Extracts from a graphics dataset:
>>

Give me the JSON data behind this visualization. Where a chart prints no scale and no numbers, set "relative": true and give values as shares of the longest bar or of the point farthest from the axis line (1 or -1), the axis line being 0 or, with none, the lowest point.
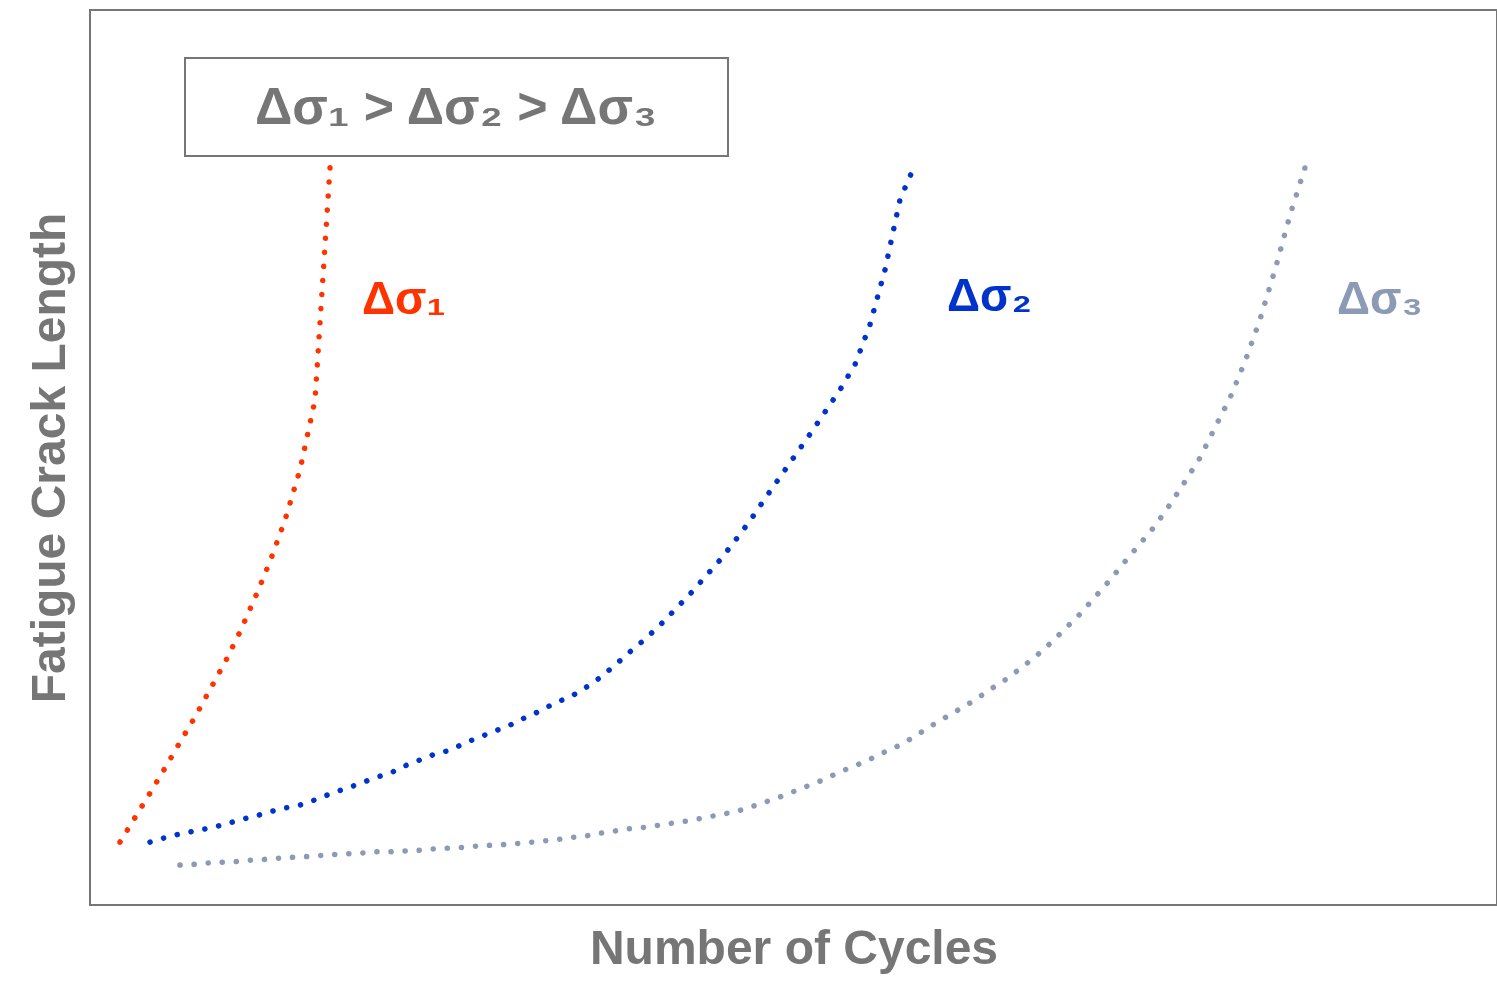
{
  "chart_data": {
    "type": "line",
    "relative": true,
    "xlabel": "Number of Cycles",
    "ylabel": "Fatigue Crack Length",
    "annotations": [
      "Δσ₁ > Δσ₂ > Δσ₃"
    ],
    "legend": false,
    "line_style": "dotted",
    "marker": "none",
    "categories": [
      null,
      null,
      null,
      null,
      null,
      null,
      null,
      null,
      null,
      null,
      null,
      null,
      null,
      null,
      null,
      null,
      null,
      null,
      null,
      null,
      null,
      null,
      null,
      null,
      null,
      null,
      null,
      null,
      null,
      null,
      null,
      null,
      null,
      null,
      null,
      null,
      null,
      null,
      null,
      null,
      null,
      null,
      null,
      null,
      null,
      null,
      null,
      null,
      null,
      null,
      null,
      null,
      null,
      null,
      null,
      null,
      null,
      null,
      null,
      null,
      null,
      null,
      null,
      null,
      null,
      null,
      null,
      null,
      null,
      null,
      null,
      null,
      null,
      null,
      null,
      null,
      null,
      null,
      null,
      null
    ],
    "series": [
      {
        "name": "Δσ₁",
        "color": "#ff3300",
        "values": [
          0.085,
          0.118,
          0.151,
          0.185,
          0.22,
          0.254,
          0.291,
          0.328,
          0.369,
          0.415,
          0.464,
          0.52,
          0.588,
          0.682,
          0.996,
          null,
          null,
          null,
          null,
          null,
          null,
          null,
          null,
          null,
          null,
          null,
          null,
          null,
          null,
          null,
          null,
          null,
          null,
          null,
          null,
          null,
          null,
          null,
          null,
          null,
          null,
          null,
          null,
          null,
          null,
          null,
          null,
          null,
          null,
          null,
          null,
          null,
          null,
          null,
          null,
          null,
          null,
          null,
          null,
          null,
          null,
          null,
          null,
          null,
          null,
          null,
          null,
          null,
          null,
          null,
          null,
          null,
          null,
          null,
          null,
          null,
          null,
          null,
          null,
          null
        ]
      },
      {
        "name": "Δσ₂",
        "color": "#0033cc",
        "values": [
          null,
          null,
          0.085,
          0.091,
          0.096,
          0.1,
          0.104,
          0.109,
          0.115,
          0.12,
          0.126,
          0.131,
          0.135,
          0.142,
          0.15,
          0.157,
          0.164,
          0.172,
          0.178,
          0.188,
          0.196,
          0.204,
          0.209,
          0.219,
          0.227,
          0.235,
          0.243,
          0.253,
          0.262,
          0.273,
          0.281,
          0.293,
          0.307,
          0.324,
          0.342,
          0.359,
          0.378,
          0.399,
          0.42,
          0.443,
          0.466,
          0.492,
          0.519,
          0.549,
          0.578,
          0.607,
          0.636,
          0.666,
          0.696,
          0.73,
          0.784,
          0.858,
          0.953,
          1.0,
          null,
          null,
          null,
          null,
          null,
          null,
          null,
          null,
          null,
          null,
          null,
          null,
          null,
          null,
          null,
          null,
          null,
          null,
          null,
          null,
          null,
          null,
          null,
          null,
          null,
          null
        ]
      },
      {
        "name": "Δσ₃",
        "color": "#8c9bb5",
        "values": [
          null,
          null,
          null,
          null,
          0.054,
          0.055,
          0.057,
          0.058,
          0.059,
          0.061,
          0.062,
          0.064,
          0.065,
          0.066,
          0.068,
          0.069,
          0.07,
          0.072,
          0.072,
          0.073,
          0.074,
          0.076,
          0.077,
          0.078,
          0.08,
          0.081,
          0.082,
          0.084,
          0.086,
          0.088,
          0.091,
          0.093,
          0.097,
          0.1,
          0.103,
          0.105,
          0.108,
          0.111,
          0.114,
          0.118,
          0.122,
          0.126,
          0.132,
          0.139,
          0.146,
          0.154,
          0.162,
          0.17,
          0.18,
          0.188,
          0.197,
          0.207,
          0.216,
          0.228,
          0.241,
          0.253,
          0.265,
          0.277,
          0.291,
          0.304,
          0.319,
          0.335,
          0.353,
          0.373,
          0.393,
          0.416,
          0.439,
          0.464,
          0.488,
          0.512,
          0.541,
          0.572,
          0.604,
          0.645,
          0.685,
          0.734,
          0.791,
          0.858,
          0.932,
          0.996
        ]
      }
    ]
  }
}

<<

• Challenge
Transcribe every line from the records above without alteration, and leave out the images.

• Response to this exercise
Give me the JSON data behind this visualization. Where a chart prints no scale and no numbers, set "relative": true and give values as shares of the longest bar or of the point farthest from the axis line (1 or -1), the axis line being 0 or, with none, the lowest point.
{
  "chart_data": {
    "type": "line",
    "relative": true,
    "xlabel": "Number of Cycles",
    "ylabel": "Fatigue Crack Length",
    "annotations": [
      "Δσ₁ > Δσ₂ > Δσ₃"
    ],
    "legend": false,
    "line_style": "dotted",
    "marker": "none",
    "categories": [
      null,
      null,
      null,
      null,
      null,
      null,
      null,
      null,
      null,
      null,
      null,
      null,
      null,
      null,
      null,
      null,
      null,
      null,
      null,
      null,
      null,
      null,
      null,
      null,
      null,
      null,
      null,
      null,
      null,
      null,
      null,
      null,
      null,
      null,
      null,
      null,
      null,
      null,
      null,
      null,
      null,
      null,
      null,
      null,
      null,
      null,
      null,
      null,
      null,
      null,
      null,
      null,
      null,
      null,
      null,
      null,
      null,
      null,
      null,
      null,
      null,
      null,
      null,
      null,
      null,
      null,
      null,
      null,
      null,
      null,
      null,
      null,
      null,
      null,
      null,
      null,
      null,
      null,
      null,
      null
    ],
    "series": [
      {
        "name": "Δσ₁",
        "color": "#ff3300",
        "values": [
          0.085,
          0.118,
          0.151,
          0.185,
          0.22,
          0.254,
          0.291,
          0.328,
          0.369,
          0.415,
          0.464,
          0.52,
          0.588,
          0.682,
          0.996,
          null,
          null,
          null,
          null,
          null,
          null,
          null,
          null,
          null,
          null,
          null,
          null,
          null,
          null,
          null,
          null,
          null,
          null,
          null,
          null,
          null,
          null,
          null,
          null,
          null,
          null,
          null,
          null,
          null,
          null,
          null,
          null,
          null,
          null,
          null,
          null,
          null,
          null,
          null,
          null,
          null,
          null,
          null,
          null,
          null,
          null,
          null,
          null,
          null,
          null,
          null,
          null,
          null,
          null,
          null,
          null,
          null,
          null,
          null,
          null,
          null,
          null,
          null,
          null,
          null
        ]
      },
      {
        "name": "Δσ₂",
        "color": "#0033cc",
        "values": [
          null,
          null,
          0.085,
          0.091,
          0.096,
          0.1,
          0.104,
          0.109,
          0.115,
          0.12,
          0.126,
          0.131,
          0.135,
          0.142,
          0.15,
          0.157,
          0.164,
          0.172,
          0.178,
          0.188,
          0.196,
          0.204,
          0.209,
          0.219,
          0.227,
          0.235,
          0.243,
          0.253,
          0.262,
          0.273,
          0.281,
          0.293,
          0.307,
          0.324,
          0.342,
          0.359,
          0.378,
          0.399,
          0.42,
          0.443,
          0.466,
          0.492,
          0.519,
          0.549,
          0.578,
          0.607,
          0.636,
          0.666,
          0.696,
          0.73,
          0.784,
          0.858,
          0.953,
          1.0,
          null,
          null,
          null,
          null,
          null,
          null,
          null,
          null,
          null,
          null,
          null,
          null,
          null,
          null,
          null,
          null,
          null,
          null,
          null,
          null,
          null,
          null,
          null,
          null,
          null,
          null
        ]
      },
      {
        "name": "Δσ₃",
        "color": "#8c9bb5",
        "values": [
          null,
          null,
          null,
          null,
          0.054,
          0.055,
          0.057,
          0.058,
          0.059,
          0.061,
          0.062,
          0.064,
          0.065,
          0.066,
          0.068,
          0.069,
          0.07,
          0.072,
          0.072,
          0.073,
          0.074,
          0.076,
          0.077,
          0.078,
          0.08,
          0.081,
          0.082,
          0.084,
          0.086,
          0.088,
          0.091,
          0.093,
          0.097,
          0.1,
          0.103,
          0.105,
          0.108,
          0.111,
          0.114,
          0.118,
          0.122,
          0.126,
          0.132,
          0.139,
          0.146,
          0.154,
          0.162,
          0.17,
          0.18,
          0.188,
          0.197,
          0.207,
          0.216,
          0.228,
          0.241,
          0.253,
          0.265,
          0.277,
          0.291,
          0.304,
          0.319,
          0.335,
          0.353,
          0.373,
          0.393,
          0.416,
          0.439,
          0.464,
          0.488,
          0.512,
          0.541,
          0.572,
          0.604,
          0.645,
          0.685,
          0.734,
          0.791,
          0.858,
          0.932,
          0.996
        ]
      }
    ]
  }
}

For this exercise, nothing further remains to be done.